Set task =
Look for the word "where" in the entries below, then copy every line that has it.

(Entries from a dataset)
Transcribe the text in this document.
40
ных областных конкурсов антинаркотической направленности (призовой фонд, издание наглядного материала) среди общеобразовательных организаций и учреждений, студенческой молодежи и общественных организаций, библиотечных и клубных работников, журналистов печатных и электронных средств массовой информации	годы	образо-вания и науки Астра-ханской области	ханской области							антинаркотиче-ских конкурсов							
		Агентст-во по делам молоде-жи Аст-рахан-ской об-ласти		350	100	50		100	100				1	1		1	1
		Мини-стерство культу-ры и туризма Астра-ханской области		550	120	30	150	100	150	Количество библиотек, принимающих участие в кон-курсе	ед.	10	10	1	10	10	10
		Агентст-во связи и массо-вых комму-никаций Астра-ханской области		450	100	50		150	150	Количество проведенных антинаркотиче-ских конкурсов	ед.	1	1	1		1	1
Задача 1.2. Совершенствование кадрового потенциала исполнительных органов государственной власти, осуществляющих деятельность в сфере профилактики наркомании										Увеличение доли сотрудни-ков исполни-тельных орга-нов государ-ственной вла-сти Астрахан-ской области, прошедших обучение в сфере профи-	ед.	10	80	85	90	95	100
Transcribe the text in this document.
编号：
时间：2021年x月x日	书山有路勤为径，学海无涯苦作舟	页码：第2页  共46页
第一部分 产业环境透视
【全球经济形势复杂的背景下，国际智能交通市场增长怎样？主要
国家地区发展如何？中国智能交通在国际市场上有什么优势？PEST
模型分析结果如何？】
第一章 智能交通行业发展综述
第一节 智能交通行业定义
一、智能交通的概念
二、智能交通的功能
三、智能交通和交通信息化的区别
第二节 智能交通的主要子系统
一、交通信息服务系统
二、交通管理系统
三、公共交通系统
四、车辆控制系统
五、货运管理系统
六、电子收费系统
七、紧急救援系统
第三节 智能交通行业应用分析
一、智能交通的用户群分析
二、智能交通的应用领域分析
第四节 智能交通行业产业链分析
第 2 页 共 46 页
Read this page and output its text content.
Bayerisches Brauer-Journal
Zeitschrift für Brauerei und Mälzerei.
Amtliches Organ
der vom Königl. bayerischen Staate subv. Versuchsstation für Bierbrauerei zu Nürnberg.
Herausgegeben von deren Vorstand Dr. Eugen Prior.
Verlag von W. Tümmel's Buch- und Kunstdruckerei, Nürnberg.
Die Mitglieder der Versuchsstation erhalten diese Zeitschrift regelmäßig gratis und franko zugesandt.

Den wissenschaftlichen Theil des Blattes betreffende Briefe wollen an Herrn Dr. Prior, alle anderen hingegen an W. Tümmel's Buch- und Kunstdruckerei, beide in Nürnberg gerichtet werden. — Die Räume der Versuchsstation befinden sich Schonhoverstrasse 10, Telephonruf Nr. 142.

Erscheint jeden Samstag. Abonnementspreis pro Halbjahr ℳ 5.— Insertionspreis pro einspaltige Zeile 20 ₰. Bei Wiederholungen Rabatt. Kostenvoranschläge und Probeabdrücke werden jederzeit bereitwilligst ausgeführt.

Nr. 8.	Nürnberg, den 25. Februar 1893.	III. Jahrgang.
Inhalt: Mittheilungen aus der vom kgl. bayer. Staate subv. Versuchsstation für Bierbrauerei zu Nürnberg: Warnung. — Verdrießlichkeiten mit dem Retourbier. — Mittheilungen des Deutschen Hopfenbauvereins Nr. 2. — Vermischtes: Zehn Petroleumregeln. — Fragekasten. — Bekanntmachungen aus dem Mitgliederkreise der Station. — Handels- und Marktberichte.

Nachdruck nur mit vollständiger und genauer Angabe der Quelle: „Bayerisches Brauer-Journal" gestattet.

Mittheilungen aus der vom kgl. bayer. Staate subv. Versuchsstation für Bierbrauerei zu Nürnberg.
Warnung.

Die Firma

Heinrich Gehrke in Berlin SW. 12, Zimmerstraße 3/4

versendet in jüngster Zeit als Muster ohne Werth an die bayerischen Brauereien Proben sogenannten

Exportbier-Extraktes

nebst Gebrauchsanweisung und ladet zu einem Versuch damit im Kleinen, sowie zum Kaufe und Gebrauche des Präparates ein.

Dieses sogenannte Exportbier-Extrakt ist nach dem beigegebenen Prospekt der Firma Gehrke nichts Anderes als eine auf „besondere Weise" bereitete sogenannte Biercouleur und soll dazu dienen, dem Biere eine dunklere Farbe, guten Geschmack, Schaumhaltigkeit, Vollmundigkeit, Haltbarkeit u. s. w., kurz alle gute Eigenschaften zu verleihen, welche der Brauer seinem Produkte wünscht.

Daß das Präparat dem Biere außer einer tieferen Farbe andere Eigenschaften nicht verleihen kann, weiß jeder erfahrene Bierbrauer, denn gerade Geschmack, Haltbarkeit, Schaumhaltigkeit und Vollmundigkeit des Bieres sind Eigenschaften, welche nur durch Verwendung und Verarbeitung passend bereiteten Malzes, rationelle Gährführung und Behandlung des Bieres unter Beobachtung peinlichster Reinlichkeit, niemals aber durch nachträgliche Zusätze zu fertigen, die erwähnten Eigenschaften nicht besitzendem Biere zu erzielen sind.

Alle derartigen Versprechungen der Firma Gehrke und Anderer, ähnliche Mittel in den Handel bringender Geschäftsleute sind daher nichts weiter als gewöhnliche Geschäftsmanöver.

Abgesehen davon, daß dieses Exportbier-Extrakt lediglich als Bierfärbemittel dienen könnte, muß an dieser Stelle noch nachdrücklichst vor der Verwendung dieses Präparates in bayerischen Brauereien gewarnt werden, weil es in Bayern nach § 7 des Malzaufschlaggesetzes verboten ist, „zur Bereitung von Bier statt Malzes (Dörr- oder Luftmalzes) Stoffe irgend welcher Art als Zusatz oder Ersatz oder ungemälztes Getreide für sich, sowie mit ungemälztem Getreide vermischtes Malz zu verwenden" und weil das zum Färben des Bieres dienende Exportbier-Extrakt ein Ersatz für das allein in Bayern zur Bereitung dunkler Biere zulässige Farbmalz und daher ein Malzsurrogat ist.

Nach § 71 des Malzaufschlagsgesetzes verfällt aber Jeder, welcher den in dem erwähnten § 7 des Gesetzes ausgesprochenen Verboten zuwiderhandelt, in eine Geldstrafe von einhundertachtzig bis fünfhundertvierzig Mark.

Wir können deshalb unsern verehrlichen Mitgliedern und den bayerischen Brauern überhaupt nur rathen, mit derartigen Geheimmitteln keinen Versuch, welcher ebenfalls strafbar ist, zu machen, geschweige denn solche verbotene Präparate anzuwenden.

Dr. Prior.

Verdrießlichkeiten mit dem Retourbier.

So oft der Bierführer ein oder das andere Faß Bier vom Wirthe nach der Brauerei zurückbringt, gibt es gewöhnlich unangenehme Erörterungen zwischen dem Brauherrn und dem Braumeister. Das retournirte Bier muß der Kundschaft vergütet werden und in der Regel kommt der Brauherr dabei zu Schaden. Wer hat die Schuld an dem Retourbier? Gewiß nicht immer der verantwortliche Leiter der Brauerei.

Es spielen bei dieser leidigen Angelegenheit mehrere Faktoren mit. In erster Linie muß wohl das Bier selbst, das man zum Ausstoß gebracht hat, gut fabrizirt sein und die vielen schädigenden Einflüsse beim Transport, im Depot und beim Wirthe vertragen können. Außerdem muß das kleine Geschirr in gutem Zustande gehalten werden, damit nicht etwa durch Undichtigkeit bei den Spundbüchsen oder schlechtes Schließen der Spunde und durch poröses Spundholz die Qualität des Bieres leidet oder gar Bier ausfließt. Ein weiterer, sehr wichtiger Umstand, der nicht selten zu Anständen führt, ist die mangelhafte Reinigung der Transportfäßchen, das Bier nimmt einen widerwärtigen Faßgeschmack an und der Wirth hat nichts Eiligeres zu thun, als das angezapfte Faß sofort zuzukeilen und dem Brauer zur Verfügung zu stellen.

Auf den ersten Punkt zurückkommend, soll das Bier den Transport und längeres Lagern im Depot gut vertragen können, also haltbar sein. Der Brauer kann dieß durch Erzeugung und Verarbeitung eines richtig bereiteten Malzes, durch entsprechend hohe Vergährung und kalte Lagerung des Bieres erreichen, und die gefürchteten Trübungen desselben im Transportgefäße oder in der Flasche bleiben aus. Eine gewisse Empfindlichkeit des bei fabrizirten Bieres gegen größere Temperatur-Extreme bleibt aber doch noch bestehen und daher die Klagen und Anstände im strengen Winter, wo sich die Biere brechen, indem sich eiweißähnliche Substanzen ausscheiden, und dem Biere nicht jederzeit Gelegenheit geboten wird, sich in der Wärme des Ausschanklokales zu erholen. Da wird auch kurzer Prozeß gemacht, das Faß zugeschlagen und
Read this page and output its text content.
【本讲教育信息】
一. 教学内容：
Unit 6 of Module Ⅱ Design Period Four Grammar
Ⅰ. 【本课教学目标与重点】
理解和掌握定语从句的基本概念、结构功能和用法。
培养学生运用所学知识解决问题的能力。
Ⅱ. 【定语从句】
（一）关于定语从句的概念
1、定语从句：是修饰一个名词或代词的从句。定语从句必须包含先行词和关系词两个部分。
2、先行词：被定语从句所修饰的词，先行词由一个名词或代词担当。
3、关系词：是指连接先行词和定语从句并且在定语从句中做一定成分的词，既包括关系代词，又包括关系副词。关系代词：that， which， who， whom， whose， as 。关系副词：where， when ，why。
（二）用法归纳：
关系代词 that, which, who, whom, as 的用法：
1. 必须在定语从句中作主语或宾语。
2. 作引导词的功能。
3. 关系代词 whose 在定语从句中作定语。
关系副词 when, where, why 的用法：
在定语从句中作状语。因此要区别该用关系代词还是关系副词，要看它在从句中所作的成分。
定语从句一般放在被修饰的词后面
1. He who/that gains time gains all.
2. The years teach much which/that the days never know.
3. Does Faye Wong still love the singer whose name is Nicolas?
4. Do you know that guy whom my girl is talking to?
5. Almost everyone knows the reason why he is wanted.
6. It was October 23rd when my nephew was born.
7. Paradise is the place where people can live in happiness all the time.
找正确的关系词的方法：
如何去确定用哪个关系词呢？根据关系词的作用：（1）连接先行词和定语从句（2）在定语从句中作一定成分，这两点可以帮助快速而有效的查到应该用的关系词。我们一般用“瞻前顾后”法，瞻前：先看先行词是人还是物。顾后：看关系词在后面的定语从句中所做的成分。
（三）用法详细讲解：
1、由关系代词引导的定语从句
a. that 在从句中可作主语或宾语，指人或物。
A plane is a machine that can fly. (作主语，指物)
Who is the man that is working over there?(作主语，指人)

Solution to the problem =
3、关系词：是指连接先行词和定语从句并且在定语从句中做一定成分的词，既包括关系代词，又包括关系副词。关系代词：that， which， who， whom， whose， as 。关系副词：where， when ，why。
关系副词 when, where, why 的用法：
7. Paradise is the place where people can live in happiness all the time.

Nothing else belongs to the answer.